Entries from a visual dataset
------------------------------------------------------------

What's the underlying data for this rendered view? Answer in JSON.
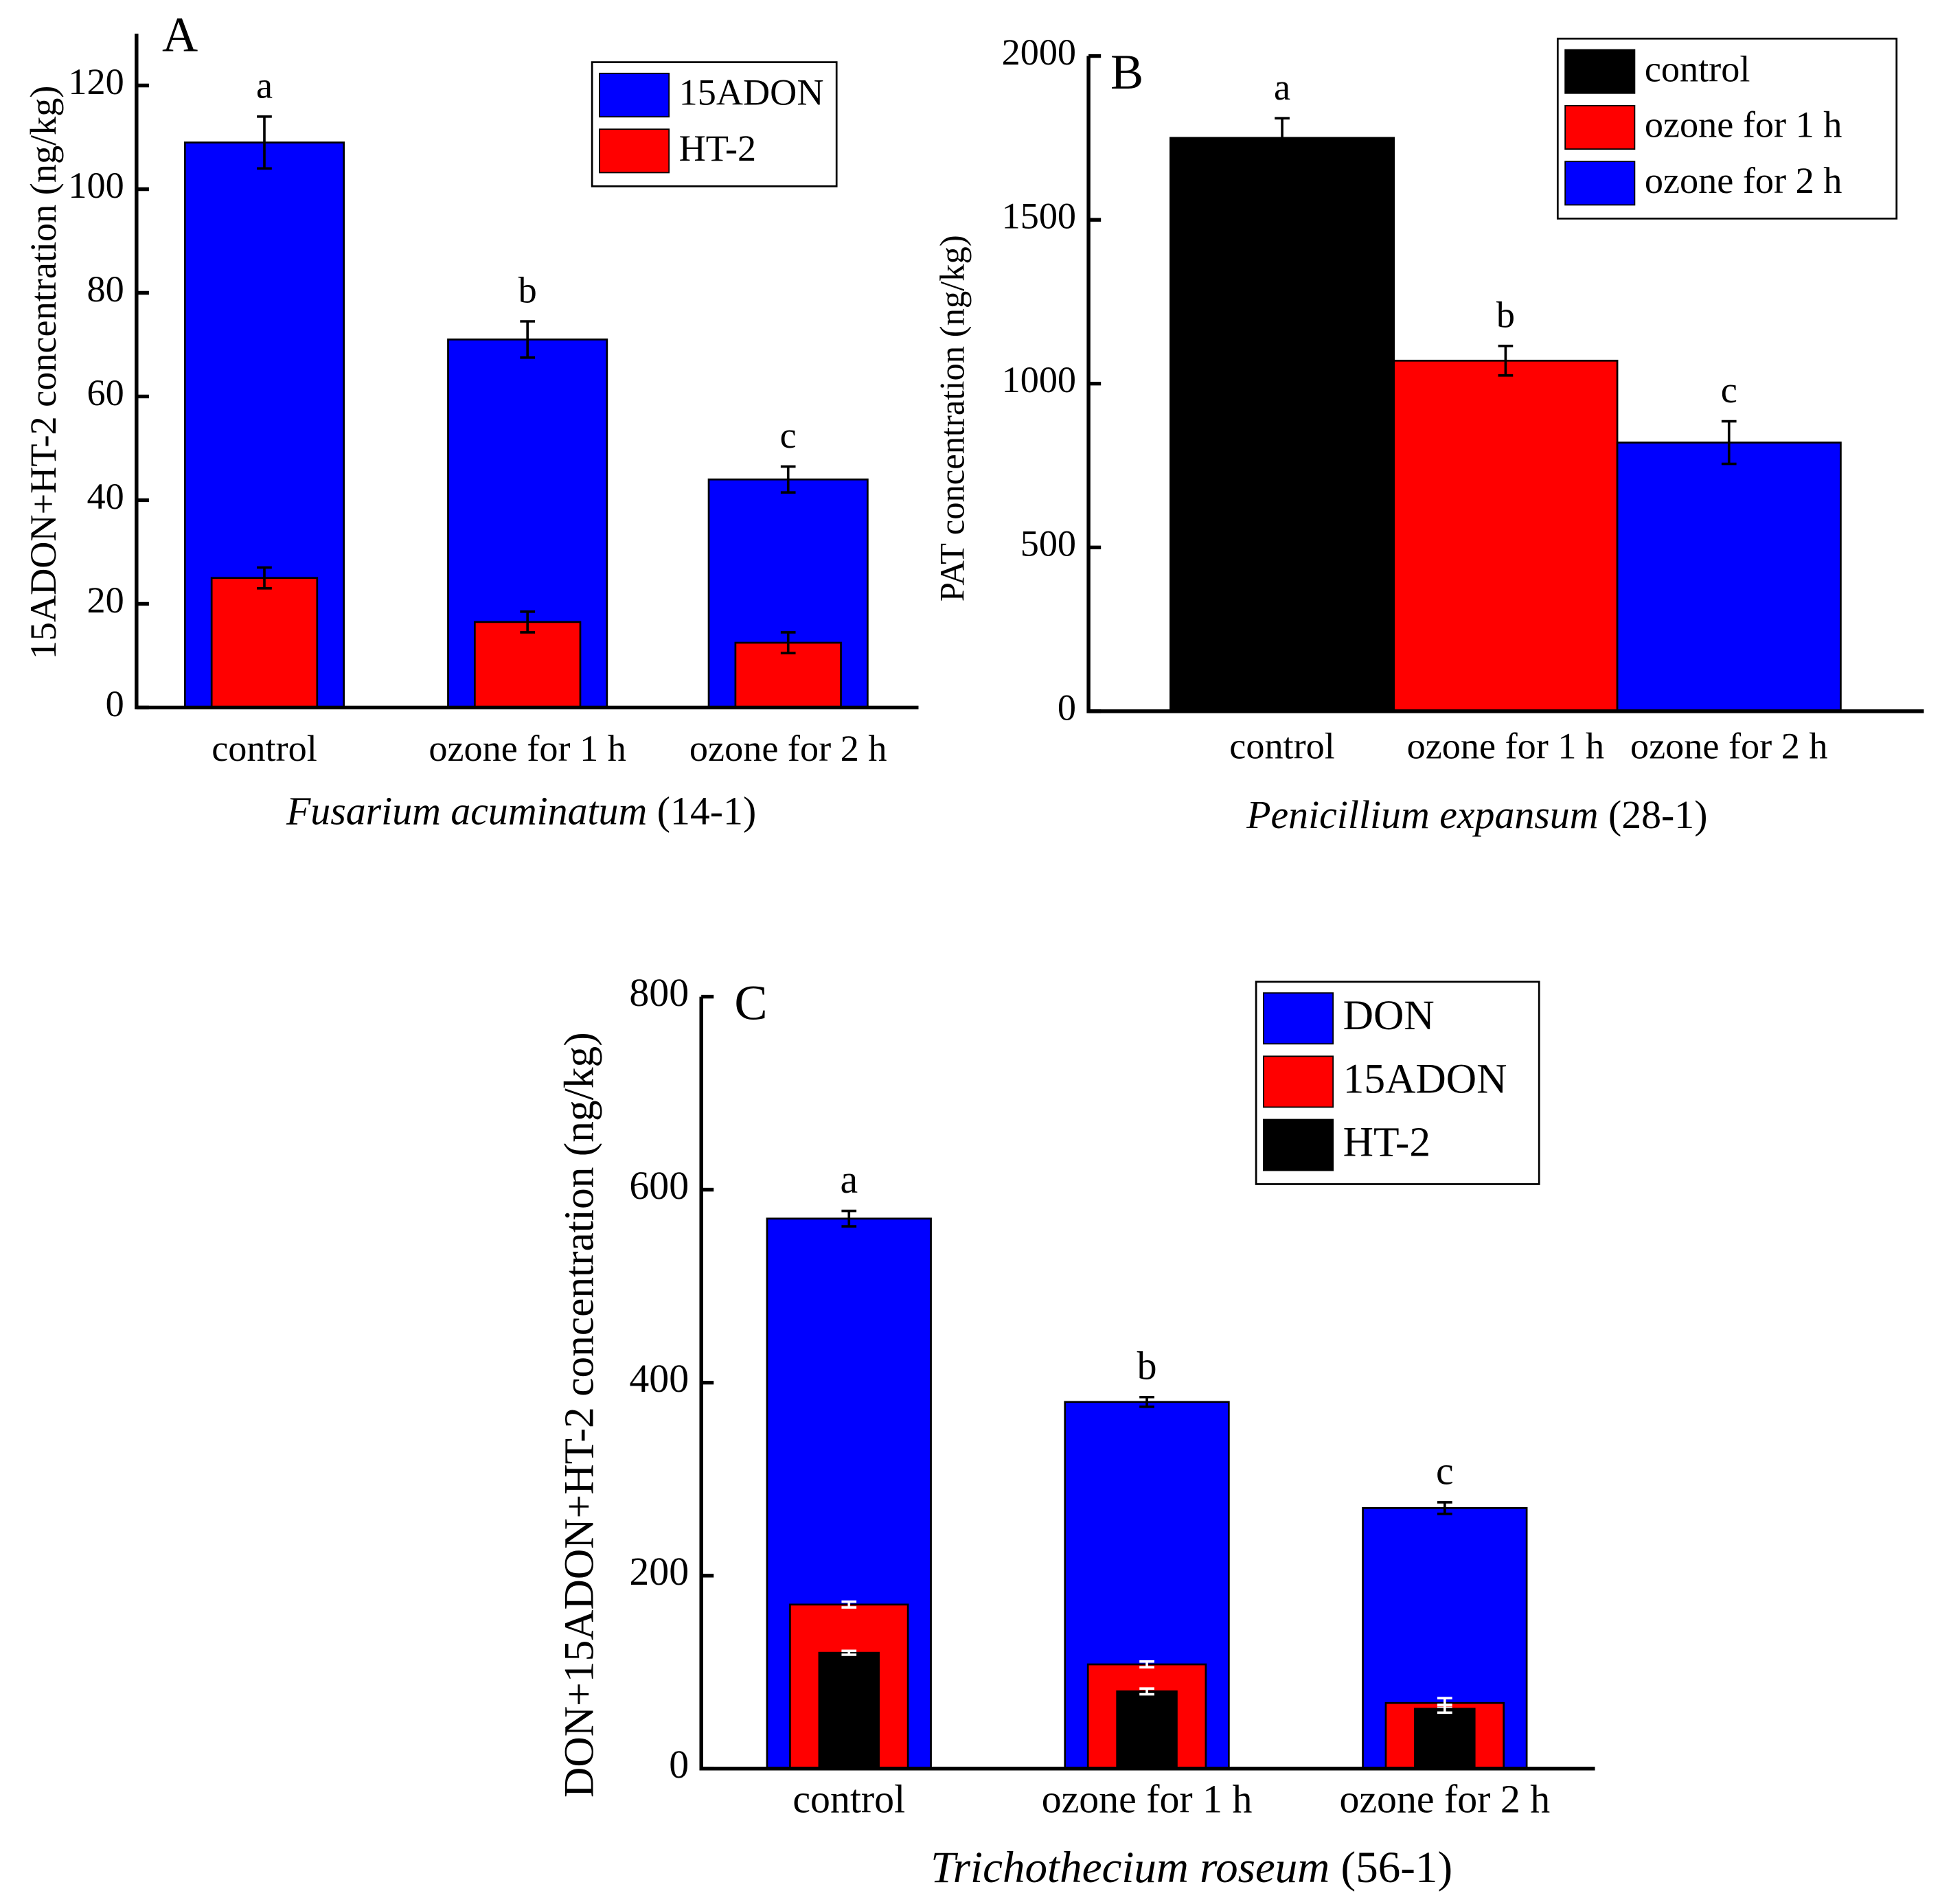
{
  "chart_data": [
    {
      "type": "bar",
      "panel": "A",
      "ylabel": "15ADON+HT-2  concentration (ng/kg)",
      "xlabel": [
        "Fusarium acuminatum",
        "(14-1)"
      ],
      "categories": [
        "control",
        "ozone for 1 h",
        "ozone for 2 h"
      ],
      "series": [
        {
          "name": "15ADON",
          "color": "#0000ff",
          "values": [
            109,
            71,
            44
          ],
          "errors": [
            5,
            3.5,
            2.5
          ],
          "error_color": "#000000"
        },
        {
          "name": "HT-2",
          "color": "#ff0000",
          "values": [
            25,
            16.5,
            12.5
          ],
          "errors": [
            2,
            2,
            2
          ],
          "error_color": "#000000"
        }
      ],
      "annotations": [
        "a",
        "b",
        "c"
      ],
      "ylim": [
        0,
        130
      ],
      "yticks": [
        0,
        20,
        40,
        60,
        80,
        100,
        120
      ],
      "legend": "upper right"
    },
    {
      "type": "bar",
      "panel": "B",
      "ylabel": "PAT concentration (ng/kg)",
      "xlabel": [
        "Penicillium expansum",
        "(28-1)"
      ],
      "categories": [
        "control",
        "ozone for 1 h",
        "ozone for 2 h"
      ],
      "series": [
        {
          "colors": [
            "#000000",
            "#ff0000",
            "#0000ff"
          ],
          "values": [
            1750,
            1070,
            820
          ],
          "errors": [
            60,
            45,
            65
          ],
          "error_color": "#000000"
        }
      ],
      "annotations": [
        "a",
        "b",
        "c"
      ],
      "ylim": [
        0,
        2000
      ],
      "yticks": [
        0,
        500,
        1000,
        1500,
        2000
      ],
      "legend": "upper right"
    },
    {
      "type": "bar",
      "panel": "C",
      "ylabel": "DON+15ADON+HT-2 concentration (ng/kg)",
      "xlabel": [
        "Trichothecium roseum",
        "(56-1)"
      ],
      "categories": [
        "control",
        "ozone for 1 h",
        "ozone for 2 h"
      ],
      "series": [
        {
          "name": "DON",
          "color": "#0000ff",
          "values": [
            570,
            380,
            270
          ],
          "errors": [
            8,
            5,
            6
          ],
          "error_color": "#000000"
        },
        {
          "name": "15ADON",
          "color": "#ff0000",
          "values": [
            170,
            108,
            68
          ],
          "errors": [
            3,
            3,
            5
          ],
          "error_color": "#ffffff"
        },
        {
          "name": "HT-2",
          "color": "#000000",
          "values": [
            120,
            80,
            62
          ],
          "errors": [
            2,
            3,
            4
          ],
          "error_color": "#ffffff"
        }
      ],
      "annotations": [
        "a",
        "b",
        "c"
      ],
      "ylim": [
        0,
        800
      ],
      "yticks": [
        0,
        200,
        400,
        600,
        800
      ],
      "legend": "upper right"
    }
  ]
}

------------------------------------------------------------

- _Short problem_: Excluding the pictures, reproduce every entry exactly as given.

- _The solution_:
What's the underlying data for this rendered view? Answer in JSON.
{
  "chart_data": [
    {
      "type": "bar",
      "panel": "A",
      "ylabel": "15ADON+HT-2  concentration (ng/kg)",
      "xlabel": [
        "Fusarium acuminatum",
        "(14-1)"
      ],
      "categories": [
        "control",
        "ozone for 1 h",
        "ozone for 2 h"
      ],
      "series": [
        {
          "name": "15ADON",
          "color": "#0000ff",
          "values": [
            109,
            71,
            44
          ],
          "errors": [
            5,
            3.5,
            2.5
          ],
          "error_color": "#000000"
        },
        {
          "name": "HT-2",
          "color": "#ff0000",
          "values": [
            25,
            16.5,
            12.5
          ],
          "errors": [
            2,
            2,
            2
          ],
          "error_color": "#000000"
        }
      ],
      "annotations": [
        "a",
        "b",
        "c"
      ],
      "ylim": [
        0,
        130
      ],
      "yticks": [
        0,
        20,
        40,
        60,
        80,
        100,
        120
      ],
      "legend": "upper right"
    },
    {
      "type": "bar",
      "panel": "B",
      "ylabel": "PAT concentration (ng/kg)",
      "xlabel": [
        "Penicillium expansum",
        "(28-1)"
      ],
      "categories": [
        "control",
        "ozone for 1 h",
        "ozone for 2 h"
      ],
      "series": [
        {
          "colors": [
            "#000000",
            "#ff0000",
            "#0000ff"
          ],
          "values": [
            1750,
            1070,
            820
          ],
          "errors": [
            60,
            45,
            65
          ],
          "error_color": "#000000"
        }
      ],
      "annotations": [
        "a",
        "b",
        "c"
      ],
      "ylim": [
        0,
        2000
      ],
      "yticks": [
        0,
        500,
        1000,
        1500,
        2000
      ],
      "legend": "upper right"
    },
    {
      "type": "bar",
      "panel": "C",
      "ylabel": "DON+15ADON+HT-2 concentration (ng/kg)",
      "xlabel": [
        "Trichothecium roseum",
        "(56-1)"
      ],
      "categories": [
        "control",
        "ozone for 1 h",
        "ozone for 2 h"
      ],
      "series": [
        {
          "name": "DON",
          "color": "#0000ff",
          "values": [
            570,
            380,
            270
          ],
          "errors": [
            8,
            5,
            6
          ],
          "error_color": "#000000"
        },
        {
          "name": "15ADON",
          "color": "#ff0000",
          "values": [
            170,
            108,
            68
          ],
          "errors": [
            3,
            3,
            5
          ],
          "error_color": "#ffffff"
        },
        {
          "name": "HT-2",
          "color": "#000000",
          "values": [
            120,
            80,
            62
          ],
          "errors": [
            2,
            3,
            4
          ],
          "error_color": "#ffffff"
        }
      ],
      "annotations": [
        "a",
        "b",
        "c"
      ],
      "ylim": [
        0,
        800
      ],
      "yticks": [
        0,
        200,
        400,
        600,
        800
      ],
      "legend": "upper right"
    }
  ]
}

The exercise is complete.